# Objective:
Print the lines word for word, starting with the very first one and going on through the line with "roof-tile-10[interactable]: 🏢 楼宇自控", including both.

# Data section:

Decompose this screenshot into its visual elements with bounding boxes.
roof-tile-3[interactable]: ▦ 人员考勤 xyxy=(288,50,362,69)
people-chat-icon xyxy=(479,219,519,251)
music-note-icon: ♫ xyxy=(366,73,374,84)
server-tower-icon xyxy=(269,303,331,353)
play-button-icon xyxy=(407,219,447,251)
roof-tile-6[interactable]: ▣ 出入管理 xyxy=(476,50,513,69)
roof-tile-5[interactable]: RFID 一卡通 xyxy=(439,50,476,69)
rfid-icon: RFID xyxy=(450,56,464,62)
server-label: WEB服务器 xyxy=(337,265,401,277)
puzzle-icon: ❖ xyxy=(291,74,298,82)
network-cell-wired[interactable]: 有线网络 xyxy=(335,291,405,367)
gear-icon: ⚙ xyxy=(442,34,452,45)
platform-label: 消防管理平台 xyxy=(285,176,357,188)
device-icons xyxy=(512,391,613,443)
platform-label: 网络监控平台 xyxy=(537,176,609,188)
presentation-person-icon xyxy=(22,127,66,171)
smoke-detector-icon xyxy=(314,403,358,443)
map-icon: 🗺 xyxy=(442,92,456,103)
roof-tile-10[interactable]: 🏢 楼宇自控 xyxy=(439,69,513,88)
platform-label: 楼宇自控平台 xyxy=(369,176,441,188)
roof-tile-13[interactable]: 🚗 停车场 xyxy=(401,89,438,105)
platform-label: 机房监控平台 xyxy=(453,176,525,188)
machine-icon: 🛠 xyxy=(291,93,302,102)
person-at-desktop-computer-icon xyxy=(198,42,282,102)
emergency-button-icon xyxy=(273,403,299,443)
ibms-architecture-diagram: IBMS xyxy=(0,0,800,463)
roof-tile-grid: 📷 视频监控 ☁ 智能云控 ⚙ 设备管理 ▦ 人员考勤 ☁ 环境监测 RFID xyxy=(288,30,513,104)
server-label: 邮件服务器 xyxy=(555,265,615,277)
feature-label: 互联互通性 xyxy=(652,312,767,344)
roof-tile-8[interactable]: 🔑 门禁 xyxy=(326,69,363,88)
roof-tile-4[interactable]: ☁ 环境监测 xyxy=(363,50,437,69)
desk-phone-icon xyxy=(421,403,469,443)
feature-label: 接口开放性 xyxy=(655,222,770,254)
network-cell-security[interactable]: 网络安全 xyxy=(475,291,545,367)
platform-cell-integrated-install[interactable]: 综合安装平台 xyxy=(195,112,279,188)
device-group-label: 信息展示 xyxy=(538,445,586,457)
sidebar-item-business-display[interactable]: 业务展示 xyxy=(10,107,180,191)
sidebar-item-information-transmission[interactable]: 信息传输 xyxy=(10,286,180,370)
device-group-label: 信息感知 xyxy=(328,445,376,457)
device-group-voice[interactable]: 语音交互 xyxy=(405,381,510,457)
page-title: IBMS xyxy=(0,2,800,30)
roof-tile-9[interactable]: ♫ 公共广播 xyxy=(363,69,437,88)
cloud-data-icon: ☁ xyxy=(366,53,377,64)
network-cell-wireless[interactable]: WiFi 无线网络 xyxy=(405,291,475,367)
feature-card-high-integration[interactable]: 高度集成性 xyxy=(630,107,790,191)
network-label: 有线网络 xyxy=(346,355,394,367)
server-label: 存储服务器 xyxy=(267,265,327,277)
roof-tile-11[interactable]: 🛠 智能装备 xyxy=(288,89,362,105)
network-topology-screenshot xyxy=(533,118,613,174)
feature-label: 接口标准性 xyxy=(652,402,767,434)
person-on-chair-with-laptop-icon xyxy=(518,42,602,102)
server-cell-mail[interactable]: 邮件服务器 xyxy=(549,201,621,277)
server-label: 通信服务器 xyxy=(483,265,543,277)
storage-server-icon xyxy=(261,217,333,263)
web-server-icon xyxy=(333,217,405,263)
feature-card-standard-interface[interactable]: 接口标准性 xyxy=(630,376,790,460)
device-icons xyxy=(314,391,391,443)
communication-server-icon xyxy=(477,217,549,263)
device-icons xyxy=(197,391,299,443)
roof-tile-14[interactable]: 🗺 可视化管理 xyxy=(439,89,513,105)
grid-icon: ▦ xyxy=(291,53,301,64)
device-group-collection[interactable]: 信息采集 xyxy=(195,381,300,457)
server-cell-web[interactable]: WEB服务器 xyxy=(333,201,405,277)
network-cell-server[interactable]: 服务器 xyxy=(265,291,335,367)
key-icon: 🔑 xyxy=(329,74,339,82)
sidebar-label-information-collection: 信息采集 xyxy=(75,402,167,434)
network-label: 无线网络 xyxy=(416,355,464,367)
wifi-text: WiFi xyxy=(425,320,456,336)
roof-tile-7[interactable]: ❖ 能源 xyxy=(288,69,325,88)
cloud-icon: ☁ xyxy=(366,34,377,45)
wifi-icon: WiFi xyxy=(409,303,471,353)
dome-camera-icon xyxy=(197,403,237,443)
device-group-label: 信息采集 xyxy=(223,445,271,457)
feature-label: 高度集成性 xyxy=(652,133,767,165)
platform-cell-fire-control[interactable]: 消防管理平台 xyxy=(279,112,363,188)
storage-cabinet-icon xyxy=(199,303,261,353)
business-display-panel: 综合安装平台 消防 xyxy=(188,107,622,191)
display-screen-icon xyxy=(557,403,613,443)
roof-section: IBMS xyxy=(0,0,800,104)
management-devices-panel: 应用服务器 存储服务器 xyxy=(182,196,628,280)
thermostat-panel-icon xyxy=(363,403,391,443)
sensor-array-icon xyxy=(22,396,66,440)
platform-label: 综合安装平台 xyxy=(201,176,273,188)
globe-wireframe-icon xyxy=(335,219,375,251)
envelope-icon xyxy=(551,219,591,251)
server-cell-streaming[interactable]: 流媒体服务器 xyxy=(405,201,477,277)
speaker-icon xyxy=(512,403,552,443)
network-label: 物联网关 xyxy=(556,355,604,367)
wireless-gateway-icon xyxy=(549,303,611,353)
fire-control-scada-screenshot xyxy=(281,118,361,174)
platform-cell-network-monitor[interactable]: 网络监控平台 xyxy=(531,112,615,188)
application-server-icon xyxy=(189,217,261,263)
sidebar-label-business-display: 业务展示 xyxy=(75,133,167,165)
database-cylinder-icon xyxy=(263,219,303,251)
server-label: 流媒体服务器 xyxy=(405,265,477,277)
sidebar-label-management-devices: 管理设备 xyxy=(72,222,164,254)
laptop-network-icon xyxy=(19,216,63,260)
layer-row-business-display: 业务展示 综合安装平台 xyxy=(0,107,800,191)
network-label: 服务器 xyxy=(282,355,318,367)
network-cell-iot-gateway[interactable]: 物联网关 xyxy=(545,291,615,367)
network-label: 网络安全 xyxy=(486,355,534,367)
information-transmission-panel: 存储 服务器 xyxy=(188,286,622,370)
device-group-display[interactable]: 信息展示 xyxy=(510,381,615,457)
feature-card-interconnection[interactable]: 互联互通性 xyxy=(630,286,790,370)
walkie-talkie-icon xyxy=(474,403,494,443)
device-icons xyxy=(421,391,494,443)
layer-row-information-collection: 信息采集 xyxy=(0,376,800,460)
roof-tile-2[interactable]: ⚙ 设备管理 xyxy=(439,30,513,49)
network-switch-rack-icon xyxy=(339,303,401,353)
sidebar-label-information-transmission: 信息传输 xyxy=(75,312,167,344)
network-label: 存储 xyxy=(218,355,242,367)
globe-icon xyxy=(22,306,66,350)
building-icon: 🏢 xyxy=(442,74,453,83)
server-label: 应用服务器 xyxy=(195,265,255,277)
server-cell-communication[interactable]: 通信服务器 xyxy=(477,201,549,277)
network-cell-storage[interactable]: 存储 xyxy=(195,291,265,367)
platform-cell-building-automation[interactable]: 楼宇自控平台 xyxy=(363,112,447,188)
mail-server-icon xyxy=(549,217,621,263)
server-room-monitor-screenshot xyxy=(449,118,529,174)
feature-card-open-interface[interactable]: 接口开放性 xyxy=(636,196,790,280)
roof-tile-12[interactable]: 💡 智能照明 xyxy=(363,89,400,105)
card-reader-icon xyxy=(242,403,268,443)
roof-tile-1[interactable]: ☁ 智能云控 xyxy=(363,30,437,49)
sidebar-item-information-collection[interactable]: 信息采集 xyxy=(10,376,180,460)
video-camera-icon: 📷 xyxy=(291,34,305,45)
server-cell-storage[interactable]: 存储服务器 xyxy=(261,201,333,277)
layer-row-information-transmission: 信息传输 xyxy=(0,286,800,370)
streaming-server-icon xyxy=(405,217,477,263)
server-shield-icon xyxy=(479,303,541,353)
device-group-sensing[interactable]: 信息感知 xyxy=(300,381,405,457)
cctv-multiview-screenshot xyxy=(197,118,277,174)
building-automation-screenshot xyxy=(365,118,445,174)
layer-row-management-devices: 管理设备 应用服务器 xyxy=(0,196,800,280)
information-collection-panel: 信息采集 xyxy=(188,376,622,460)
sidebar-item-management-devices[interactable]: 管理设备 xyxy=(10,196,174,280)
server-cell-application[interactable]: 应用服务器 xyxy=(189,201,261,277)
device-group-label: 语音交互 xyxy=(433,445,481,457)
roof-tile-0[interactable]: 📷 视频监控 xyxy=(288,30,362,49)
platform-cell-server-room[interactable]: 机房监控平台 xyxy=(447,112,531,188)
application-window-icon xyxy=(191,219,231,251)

# Answer to the exercise:
Decompose this screenshot into its visual elements with bounding boxes.
roof-tile-3[interactable]: ▦ 人员考勤 xyxy=(288,50,362,69)
people-chat-icon xyxy=(479,219,519,251)
music-note-icon: ♫ xyxy=(366,73,374,84)
server-tower-icon xyxy=(269,303,331,353)
play-button-icon xyxy=(407,219,447,251)
roof-tile-6[interactable]: ▣ 出入管理 xyxy=(476,50,513,69)
roof-tile-5[interactable]: RFID 一卡通 xyxy=(439,50,476,69)
rfid-icon: RFID xyxy=(450,56,464,62)
server-label: WEB服务器 xyxy=(337,265,401,277)
puzzle-icon: ❖ xyxy=(291,74,298,82)
network-cell-wired[interactable]: 有线网络 xyxy=(335,291,405,367)
gear-icon: ⚙ xyxy=(442,34,452,45)
platform-label: 消防管理平台 xyxy=(285,176,357,188)
device-icons xyxy=(512,391,613,443)
platform-label: 网络监控平台 xyxy=(537,176,609,188)
presentation-person-icon xyxy=(22,127,66,171)
smoke-detector-icon xyxy=(314,403,358,443)
map-icon: 🗺 xyxy=(442,92,456,103)
roof-tile-10[interactable]: 🏢 楼宇自控 xyxy=(439,69,513,88)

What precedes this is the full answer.